| EXERCISE DESCRIPTION |
Render the following material again verbatim, leaving nothing out.

===== LISTED ENTRIES

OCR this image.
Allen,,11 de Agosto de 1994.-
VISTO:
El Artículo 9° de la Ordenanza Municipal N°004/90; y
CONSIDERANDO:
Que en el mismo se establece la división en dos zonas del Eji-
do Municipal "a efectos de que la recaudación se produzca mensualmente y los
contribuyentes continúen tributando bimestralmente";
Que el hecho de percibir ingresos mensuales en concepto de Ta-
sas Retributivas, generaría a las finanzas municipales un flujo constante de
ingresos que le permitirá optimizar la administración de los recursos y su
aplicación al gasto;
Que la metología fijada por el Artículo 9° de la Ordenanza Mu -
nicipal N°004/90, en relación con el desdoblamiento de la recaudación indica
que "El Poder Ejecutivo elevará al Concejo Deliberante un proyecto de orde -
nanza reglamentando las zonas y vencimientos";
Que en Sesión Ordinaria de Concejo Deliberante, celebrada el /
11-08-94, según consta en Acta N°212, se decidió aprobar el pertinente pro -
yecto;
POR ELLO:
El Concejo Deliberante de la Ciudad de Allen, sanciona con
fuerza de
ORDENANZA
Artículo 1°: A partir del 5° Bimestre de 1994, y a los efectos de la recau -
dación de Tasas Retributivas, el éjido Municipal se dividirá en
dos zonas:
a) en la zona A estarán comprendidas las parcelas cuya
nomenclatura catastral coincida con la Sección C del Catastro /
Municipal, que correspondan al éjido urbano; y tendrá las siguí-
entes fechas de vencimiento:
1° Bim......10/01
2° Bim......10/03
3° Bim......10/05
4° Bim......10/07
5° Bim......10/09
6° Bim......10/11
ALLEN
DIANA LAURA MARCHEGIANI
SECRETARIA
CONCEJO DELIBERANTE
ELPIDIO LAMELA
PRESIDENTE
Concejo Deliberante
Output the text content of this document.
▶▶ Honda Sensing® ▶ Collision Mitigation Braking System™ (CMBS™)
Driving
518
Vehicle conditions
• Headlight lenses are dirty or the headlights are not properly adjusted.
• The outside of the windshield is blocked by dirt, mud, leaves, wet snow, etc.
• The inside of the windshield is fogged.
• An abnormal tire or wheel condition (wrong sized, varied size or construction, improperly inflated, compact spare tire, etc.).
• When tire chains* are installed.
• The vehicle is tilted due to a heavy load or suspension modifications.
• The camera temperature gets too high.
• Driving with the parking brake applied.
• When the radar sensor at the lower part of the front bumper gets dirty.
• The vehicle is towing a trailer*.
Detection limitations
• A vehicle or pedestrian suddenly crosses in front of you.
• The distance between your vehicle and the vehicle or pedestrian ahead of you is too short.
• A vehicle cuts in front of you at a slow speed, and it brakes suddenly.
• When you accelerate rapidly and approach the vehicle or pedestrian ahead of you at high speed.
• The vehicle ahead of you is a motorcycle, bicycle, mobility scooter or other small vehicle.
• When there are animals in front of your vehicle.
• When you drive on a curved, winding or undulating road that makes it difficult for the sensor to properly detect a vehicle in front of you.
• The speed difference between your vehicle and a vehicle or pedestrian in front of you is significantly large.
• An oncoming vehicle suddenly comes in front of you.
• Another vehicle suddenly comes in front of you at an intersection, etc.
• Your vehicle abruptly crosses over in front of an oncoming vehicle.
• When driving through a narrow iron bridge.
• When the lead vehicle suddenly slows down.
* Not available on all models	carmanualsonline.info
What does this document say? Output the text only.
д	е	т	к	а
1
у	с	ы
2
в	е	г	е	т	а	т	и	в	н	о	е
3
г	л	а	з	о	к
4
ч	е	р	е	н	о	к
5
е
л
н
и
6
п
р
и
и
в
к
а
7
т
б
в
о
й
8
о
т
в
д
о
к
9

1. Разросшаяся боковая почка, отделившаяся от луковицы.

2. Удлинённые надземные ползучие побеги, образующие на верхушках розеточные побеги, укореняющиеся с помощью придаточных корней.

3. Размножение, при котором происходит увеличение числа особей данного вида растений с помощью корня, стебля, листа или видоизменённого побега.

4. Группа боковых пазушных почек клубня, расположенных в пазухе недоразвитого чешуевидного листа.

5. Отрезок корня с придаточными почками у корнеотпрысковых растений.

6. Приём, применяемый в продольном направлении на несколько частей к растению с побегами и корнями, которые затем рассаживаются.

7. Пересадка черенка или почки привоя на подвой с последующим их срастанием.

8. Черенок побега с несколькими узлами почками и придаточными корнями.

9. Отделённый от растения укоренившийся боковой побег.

==========

| TASK ANSWER |
OCR this image.
Allen,,11 de Agosto de 1994.-
VISTO:
El Artículo 9° de la Ordenanza Municipal N°004/90; y
CONSIDERANDO:
Que en el mismo se establece la división en dos zonas del Eji-
do Municipal "a efectos de que la recaudación se produzca mensualmente y los
contribuyentes continúen tributando bimestralmente";
Que el hecho de percibir ingresos mensuales en concepto de Ta-
sas Retributivas, generaría a las finanzas municipales un flujo constante de
ingresos que le permitirá optimizar la administración de los recursos y su
aplicación al gasto;
Que la metología fijada por el Artículo 9° de la Ordenanza Mu -
nicipal N°004/90, en relación con el desdoblamiento de la recaudación indica
que "El Poder Ejecutivo elevará al Concejo Deliberante un proyecto de orde -
nanza reglamentando las zonas y vencimientos";
Que en Sesión Ordinaria de Concejo Deliberante, celebrada el /
11-08-94, según consta en Acta N°212, se decidió aprobar el pertinente pro -
yecto;
POR ELLO:
El Concejo Deliberante de la Ciudad de Allen, sanciona con
fuerza de
ORDENANZA
Artículo 1°: A partir del 5° Bimestre de 1994, y a los efectos de la recau -
dación de Tasas Retributivas, el éjido Municipal se dividirá en
dos zonas:
a) en la zona A estarán comprendidas las parcelas cuya
nomenclatura catastral coincida con la Sección C del Catastro /
Municipal, que correspondan al éjido urbano; y tendrá las siguí-
entes fechas de vencimiento:
1° Bim......10/01
2° Bim......10/03
3° Bim......10/05
4° Bim......10/07
5° Bim......10/09
6° Bim......10/11
ALLEN
DIANA LAURA MARCHEGIANI
SECRETARIA
CONCEJO DELIBERANTE
ELPIDIO LAMELA
PRESIDENTE
Concejo Deliberante
Output the text content of this document.
▶▶ Honda Sensing® ▶ Collision Mitigation Braking System™ (CMBS™)
Driving
518
Vehicle conditions
• Headlight lenses are dirty or the headlights are not properly adjusted.
• The outside of the windshield is blocked by dirt, mud, leaves, wet snow, etc.
• The inside of the windshield is fogged.
• An abnormal tire or wheel condition (wrong sized, varied size or construction, improperly inflated, compact spare tire, etc.).
• When tire chains* are installed.
• The vehicle is tilted due to a heavy load or suspension modifications.
• The camera temperature gets too high.
• Driving with the parking brake applied.
• When the radar sensor at the lower part of the front bumper gets dirty.
• The vehicle is towing a trailer*.
Detection limitations
• A vehicle or pedestrian suddenly crosses in front of you.
• The distance between your vehicle and the vehicle or pedestrian ahead of you is too short.
• A vehicle cuts in front of you at a slow speed, and it brakes suddenly.
• When you accelerate rapidly and approach the vehicle or pedestrian ahead of you at high speed.
• The vehicle ahead of you is a motorcycle, bicycle, mobility scooter or other small vehicle.
• When there are animals in front of your vehicle.
• When you drive on a curved, winding or undulating road that makes it difficult for the sensor to properly detect a vehicle in front of you.
• The speed difference between your vehicle and a vehicle or pedestrian in front of you is significantly large.
• An oncoming vehicle suddenly comes in front of you.
• Another vehicle suddenly comes in front of you at an intersection, etc.
• Your vehicle abruptly crosses over in front of an oncoming vehicle.
• When driving through a narrow iron bridge.
• When the lead vehicle suddenly slows down.
* Not available on all models	carmanualsonline.info
What does this document say? Output the text only.
д	е	т	к	а
1
у	с	ы
2
в	е	г	е	т	а	т	и	в	н	о	е
3
г	л	а	з	о	к
4
ч	е	р	е	н	о	к
5
е
л
н
и
6
п
р
и
и
в
к
а
7
т
б
в
о
й
8
о
т
в
д
о
к
9

1. Разросшаяся боковая почка, отделившаяся от луковицы.

2. Удлинённые надземные ползучие побеги, образующие на верхушках розеточные побеги, укореняющиеся с помощью придаточных корней.

3. Размножение, при котором происходит увеличение числа особей данного вида растений с помощью корня, стебля, листа или видоизменённого побега.

4. Группа боковых пазушных почек клубня, расположенных в пазухе недоразвитого чешуевидного листа.

5. Отрезок корня с придаточными почками у корнеотпрысковых растений.

6. Приём, применяемый в продольном направлении на несколько частей к растению с побегами и корнями, которые затем рассаживаются.

7. Пересадка черенка или почки привоя на подвой с последующим их срастанием.

8. Черенок побега с несколькими узлами почками и придаточными корнями.

9. Отделённый от растения укоренившийся боковой побег.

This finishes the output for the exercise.